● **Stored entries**
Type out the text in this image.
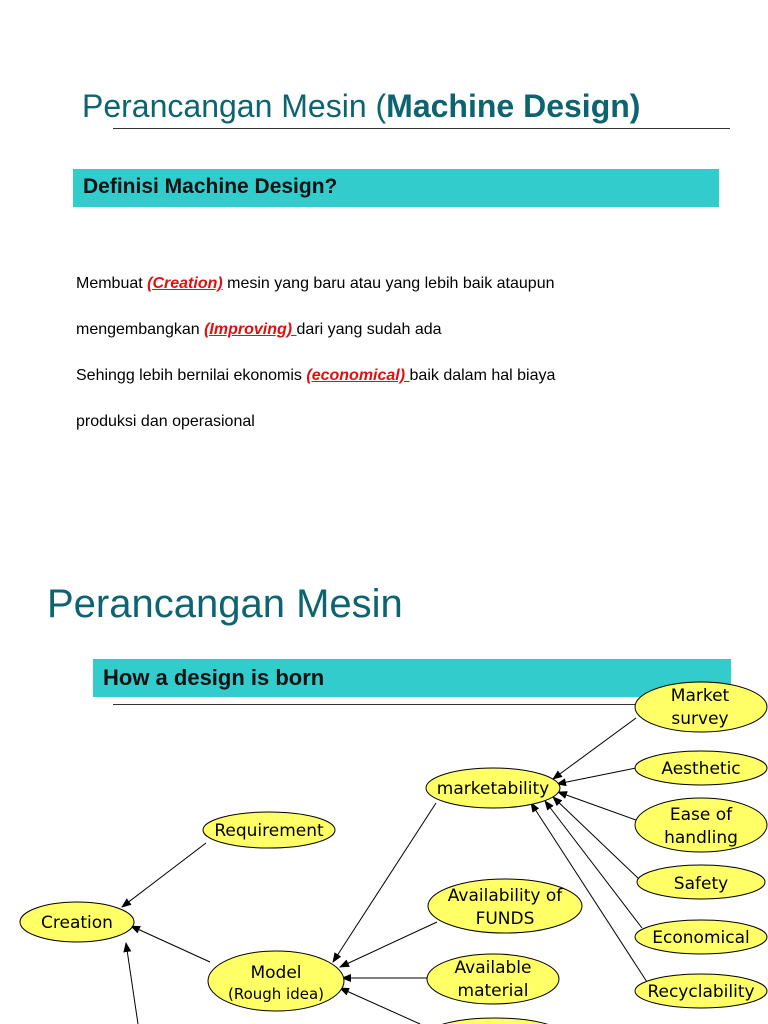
Perancangan Mesin (Machine Design)
Definisi Machine Design?
Membuat (Creation) mesin yang baru atau yang lebih baik ataupun
mengembangkan (Improving) dari yang sudah ada
Sehingg lebih bernilai ekonomis (economical) baik dalam hal biaya
produksi dan operasional
Perancangan Mesin
How a design is born
Market
survey
Aesthetic
Ease of
handling
Safety
Economical
Recyclability
marketability
Requirement
Creation
Availability of
FUNDS
Available
material
Model
(Rough idea)
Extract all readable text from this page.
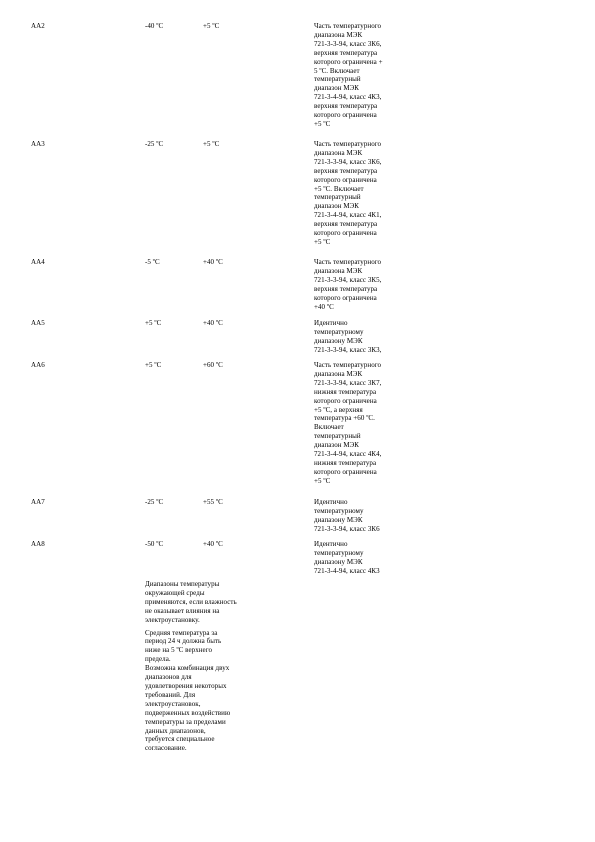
AA2	-40 ºC	+5 ºC	Часть температурного
диапазона МЭК
721-3-3-94, класс 3К6,
верхняя температура
которого ограничена +
5 ºС. Включает
температурный
диапазон МЭК
721-3-4-94, класс 4К3,
верхняя температура
которого ограничена
+5 ºС
AA3	-25 ºC	+5 ºC	Часть температурного
диапазона МЭК
721-3-3-94, класс 3К6,
верхняя температура
которого ограничена
+5 ºС. Включает
температурный
диапазон МЭК
721-3-4-94, класс 4К1,
верхняя температура
которого ограничена
+5 ºС
AA4	-5 ºC	+40 ºC	Часть температурного
диапазона МЭК
721-3-3-94, класс 3К5,
верхняя температура
которого ограничена
+40 ºС
AA5	+5 ºC	+40 ºC	Идентично
температурному
диапазону МЭК
721-3-3-94, класс 3К3,
AA6	+5 ºC	+60 ºC	Часть температурного
диапазона МЭК
721-3-3-94, класс 3К7,
нижняя температура
которого ограничена
+5 ºС, а верхняя
температура +60 ºС.
Включает
температурный
диапазон МЭК
721-3-4-94, класс 4К4,
нижняя температура
которого ограничена
+5 ºС
AA7	-25 ºC	+55 ºC	Идентично
температурному
диапазону МЭК
721-3-3-94, класс 3К6
AA8	-50 ºC	+40 ºC	Идентично
температурному
диапазону МЭК
721-3-4-94, класс 4К3
Диапазоны температуры
окружающей среды
применяются, если влажность
не оказывает влияния на
электроустановку.
Средняя температура за
период 24 ч должна быть
ниже на 5 ºС верхнего
предела.
Возможна комбинация двух
диапазонов для
удовлетворения некоторых
требований. Для
электроустановок,
подверженных воздействию
температуры за пределами
данных диапазонов,
требуется специальное
согласование.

● **EXERCISE DESCRIPTION**
Where a line contains the string "класс", extract that line.

● **RESPONSE TO THIS TASK**
721-3-3-94, класс 3К6,
721-3-4-94, класс 4К3,
721-3-3-94, класс 3К6,
721-3-4-94, класс 4К1,
721-3-3-94, класс 3К5,
721-3-3-94, класс 3К3,
721-3-3-94, класс 3К7,
721-3-4-94, класс 4К4,
721-3-3-94, класс 3К6
721-3-4-94, класс 4К3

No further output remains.